The exercise →
Without the pictures, give the entries below again exactly as written.

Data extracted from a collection

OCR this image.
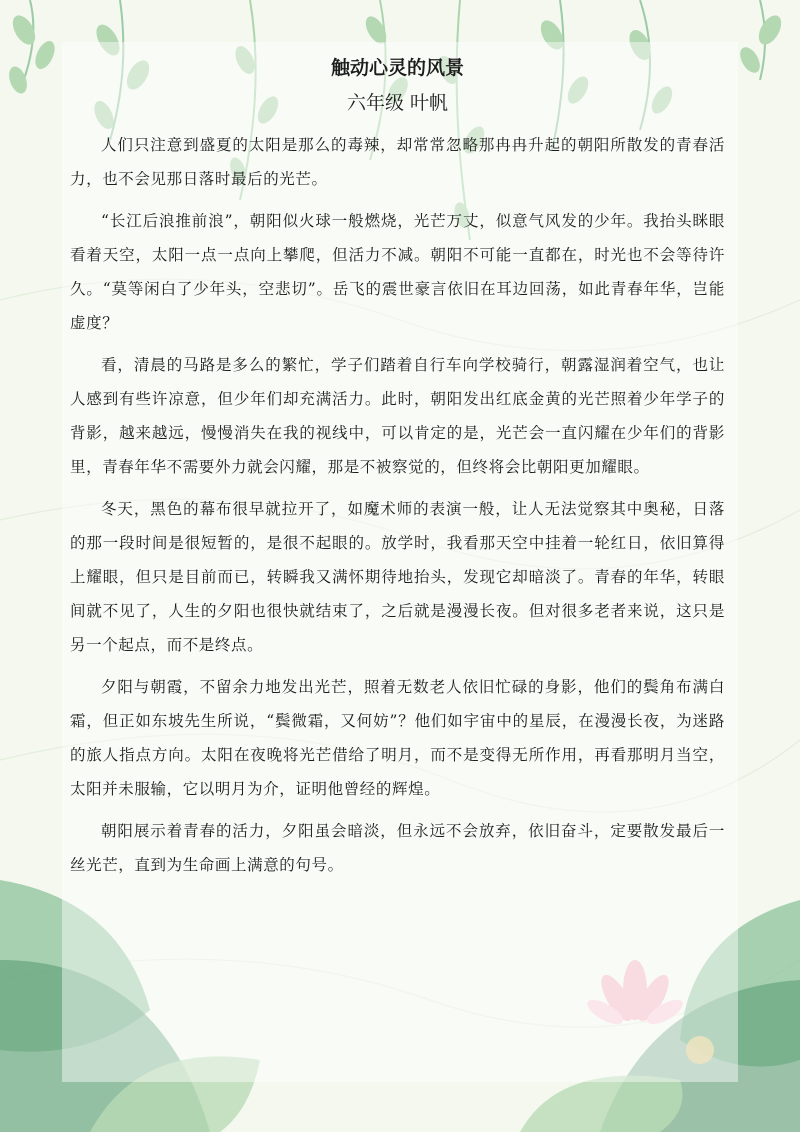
触动心灵的风景
六年级 叶帆

人们只注意到盛夏的太阳是那么的毒辣，却常常忽略那冉冉升起的朝阳所散发的青春活力，也不会见那日落时最后的光芒。

“长江后浪推前浪”，朝阳似火球一般燃烧，光芒万丈，似意气风发的少年。我抬头眯眼看着天空，太阳一点一点向上攀爬，但活力不减。朝阳不可能一直都在，时光也不会等待许久。“莫等闲白了少年头，空悲切”。岳飞的震世豪言依旧在耳边回荡，如此青春年华，岂能虚度？

看，清晨的马路是多么的繁忙，学子们踏着自行车向学校骑行，朝露湿润着空气，也让人感到有些许凉意，但少年们却充满活力。此时，朝阳发出红底金黄的光芒照着少年学子的背影，越来越远，慢慢消失在我的视线中，可以肯定的是，光芒会一直闪耀在少年们的背影里，青春年华不需要外力就会闪耀，那是不被察觉的，但终将会比朝阳更加耀眼。

冬天，黑色的幕布很早就拉开了，如魔术师的表演一般，让人无法觉察其中奥秘，日落的那一段时间是很短暂的，是很不起眼的。放学时，我看那天空中挂着一轮红日，依旧算得上耀眼，但只是目前而已，转瞬我又满怀期待地抬头，发现它却暗淡了。青春的年华，转眼间就不见了，人生的夕阳也很快就结束了，之后就是漫漫长夜。但对很多老者来说，这只是另一个起点，而不是终点。

夕阳与朝霞，不留余力地发出光芒，照着无数老人依旧忙碌的身影，他们的鬓角布满白霜，但正如东坡先生所说，“鬓微霜，又何妨”？他们如宇宙中的星辰，在漫漫长夜，为迷路的旅人指点方向。太阳在夜晚将光芒借给了明月，而不是变得无所作用，再看那明月当空，太阳并未服输，它以明月为介，证明他曾经的辉煌。

朝阳展示着青春的活力，夕阳虽会暗淡，但永远不会放弃，依旧奋斗，定要散发最后一丝光芒，直到为生命画上满意的句号。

Exercise response →
OCR this image.
触动心灵的风景
六年级 叶帆

人们只注意到盛夏的太阳是那么的毒辣，却常常忽略那冉冉升起的朝阳所散发的青春活力，也不会见那日落时最后的光芒。

“长江后浪推前浪”，朝阳似火球一般燃烧，光芒万丈，似意气风发的少年。我抬头眯眼看着天空，太阳一点一点向上攀爬，但活力不减。朝阳不可能一直都在，时光也不会等待许久。“莫等闲白了少年头，空悲切”。岳飞的震世豪言依旧在耳边回荡，如此青春年华，岂能虚度？

看，清晨的马路是多么的繁忙，学子们踏着自行车向学校骑行，朝露湿润着空气，也让人感到有些许凉意，但少年们却充满活力。此时，朝阳发出红底金黄的光芒照着少年学子的背影，越来越远，慢慢消失在我的视线中，可以肯定的是，光芒会一直闪耀在少年们的背影里，青春年华不需要外力就会闪耀，那是不被察觉的，但终将会比朝阳更加耀眼。

冬天，黑色的幕布很早就拉开了，如魔术师的表演一般，让人无法觉察其中奥秘，日落的那一段时间是很短暂的，是很不起眼的。放学时，我看那天空中挂着一轮红日，依旧算得上耀眼，但只是目前而已，转瞬我又满怀期待地抬头，发现它却暗淡了。青春的年华，转眼间就不见了，人生的夕阳也很快就结束了，之后就是漫漫长夜。但对很多老者来说，这只是另一个起点，而不是终点。

夕阳与朝霞，不留余力地发出光芒，照着无数老人依旧忙碌的身影，他们的鬓角布满白霜，但正如东坡先生所说，“鬓微霜，又何妨”？他们如宇宙中的星辰，在漫漫长夜，为迷路的旅人指点方向。太阳在夜晚将光芒借给了明月，而不是变得无所作用，再看那明月当空，太阳并未服输，它以明月为介，证明他曾经的辉煌。

朝阳展示着青春的活力，夕阳虽会暗淡，但永远不会放弃，依旧奋斗，定要散发最后一丝光芒，直到为生命画上满意的句号。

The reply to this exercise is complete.